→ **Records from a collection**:
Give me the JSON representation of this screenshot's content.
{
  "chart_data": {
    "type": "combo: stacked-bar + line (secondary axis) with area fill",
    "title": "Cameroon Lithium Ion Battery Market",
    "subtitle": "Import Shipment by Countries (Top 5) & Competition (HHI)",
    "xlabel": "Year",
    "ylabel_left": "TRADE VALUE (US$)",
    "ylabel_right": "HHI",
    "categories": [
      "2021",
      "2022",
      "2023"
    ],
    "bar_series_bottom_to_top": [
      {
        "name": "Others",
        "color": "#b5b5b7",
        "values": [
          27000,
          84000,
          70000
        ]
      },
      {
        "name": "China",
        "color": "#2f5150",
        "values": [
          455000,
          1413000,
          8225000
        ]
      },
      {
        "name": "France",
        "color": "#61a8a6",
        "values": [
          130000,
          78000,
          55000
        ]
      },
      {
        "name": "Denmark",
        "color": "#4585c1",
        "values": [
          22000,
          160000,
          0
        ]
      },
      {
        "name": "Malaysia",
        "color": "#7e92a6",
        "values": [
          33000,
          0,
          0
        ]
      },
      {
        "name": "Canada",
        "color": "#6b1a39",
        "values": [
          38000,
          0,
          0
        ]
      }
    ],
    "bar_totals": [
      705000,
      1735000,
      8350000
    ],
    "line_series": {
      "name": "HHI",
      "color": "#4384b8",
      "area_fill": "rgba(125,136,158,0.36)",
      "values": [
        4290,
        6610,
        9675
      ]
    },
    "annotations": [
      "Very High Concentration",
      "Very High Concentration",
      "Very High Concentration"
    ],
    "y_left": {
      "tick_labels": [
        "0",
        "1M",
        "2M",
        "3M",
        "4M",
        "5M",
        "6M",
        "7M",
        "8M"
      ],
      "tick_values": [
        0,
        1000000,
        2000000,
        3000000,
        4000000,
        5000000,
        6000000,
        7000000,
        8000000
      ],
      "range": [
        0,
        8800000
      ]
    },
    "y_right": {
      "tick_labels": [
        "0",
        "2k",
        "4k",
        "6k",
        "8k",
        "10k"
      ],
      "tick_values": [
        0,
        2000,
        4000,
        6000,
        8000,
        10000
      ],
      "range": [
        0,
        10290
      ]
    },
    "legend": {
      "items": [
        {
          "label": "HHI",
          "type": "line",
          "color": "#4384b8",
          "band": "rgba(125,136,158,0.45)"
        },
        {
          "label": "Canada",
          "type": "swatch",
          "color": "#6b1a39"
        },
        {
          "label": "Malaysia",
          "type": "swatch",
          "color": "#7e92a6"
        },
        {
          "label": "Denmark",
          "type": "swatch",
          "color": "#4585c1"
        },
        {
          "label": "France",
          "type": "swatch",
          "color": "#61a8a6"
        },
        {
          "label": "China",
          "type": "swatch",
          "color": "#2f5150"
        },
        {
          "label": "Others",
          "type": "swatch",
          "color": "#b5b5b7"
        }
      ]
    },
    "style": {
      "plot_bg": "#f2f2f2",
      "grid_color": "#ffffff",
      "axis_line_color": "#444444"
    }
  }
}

→ **SHORT PROBLEM**: Emit the records above again, exactly, with no line skipped.

→ **THE RESPONSE**:
Give me the JSON representation of this screenshot's content.
{
  "chart_data": {
    "type": "combo: stacked-bar + line (secondary axis) with area fill",
    "title": "Cameroon Lithium Ion Battery Market",
    "subtitle": "Import Shipment by Countries (Top 5) & Competition (HHI)",
    "xlabel": "Year",
    "ylabel_left": "TRADE VALUE (US$)",
    "ylabel_right": "HHI",
    "categories": [
      "2021",
      "2022",
      "2023"
    ],
    "bar_series_bottom_to_top": [
      {
        "name": "Others",
        "color": "#b5b5b7",
        "values": [
          27000,
          84000,
          70000
        ]
      },
      {
        "name": "China",
        "color": "#2f5150",
        "values": [
          455000,
          1413000,
          8225000
        ]
      },
      {
        "name": "France",
        "color": "#61a8a6",
        "values": [
          130000,
          78000,
          55000
        ]
      },
      {
        "name": "Denmark",
        "color": "#4585c1",
        "values": [
          22000,
          160000,
          0
        ]
      },
      {
        "name": "Malaysia",
        "color": "#7e92a6",
        "values": [
          33000,
          0,
          0
        ]
      },
      {
        "name": "Canada",
        "color": "#6b1a39",
        "values": [
          38000,
          0,
          0
        ]
      }
    ],
    "bar_totals": [
      705000,
      1735000,
      8350000
    ],
    "line_series": {
      "name": "HHI",
      "color": "#4384b8",
      "area_fill": "rgba(125,136,158,0.36)",
      "values": [
        4290,
        6610,
        9675
      ]
    },
    "annotations": [
      "Very High Concentration",
      "Very High Concentration",
      "Very High Concentration"
    ],
    "y_left": {
      "tick_labels": [
        "0",
        "1M",
        "2M",
        "3M",
        "4M",
        "5M",
        "6M",
        "7M",
        "8M"
      ],
      "tick_values": [
        0,
        1000000,
        2000000,
        3000000,
        4000000,
        5000000,
        6000000,
        7000000,
        8000000
      ],
      "range": [
        0,
        8800000
      ]
    },
    "y_right": {
      "tick_labels": [
        "0",
        "2k",
        "4k",
        "6k",
        "8k",
        "10k"
      ],
      "tick_values": [
        0,
        2000,
        4000,
        6000,
        8000,
        10000
      ],
      "range": [
        0,
        10290
      ]
    },
    "legend": {
      "items": [
        {
          "label": "HHI",
          "type": "line",
          "color": "#4384b8",
          "band": "rgba(125,136,158,0.45)"
        },
        {
          "label": "Canada",
          "type": "swatch",
          "color": "#6b1a39"
        },
        {
          "label": "Malaysia",
          "type": "swatch",
          "color": "#7e92a6"
        },
        {
          "label": "Denmark",
          "type": "swatch",
          "color": "#4585c1"
        },
        {
          "label": "France",
          "type": "swatch",
          "color": "#61a8a6"
        },
        {
          "label": "China",
          "type": "swatch",
          "color": "#2f5150"
        },
        {
          "label": "Others",
          "type": "swatch",
          "color": "#b5b5b7"
        }
      ]
    },
    "style": {
      "plot_bg": "#f2f2f2",
      "grid_color": "#ffffff",
      "axis_line_color": "#444444"
    }
  }
}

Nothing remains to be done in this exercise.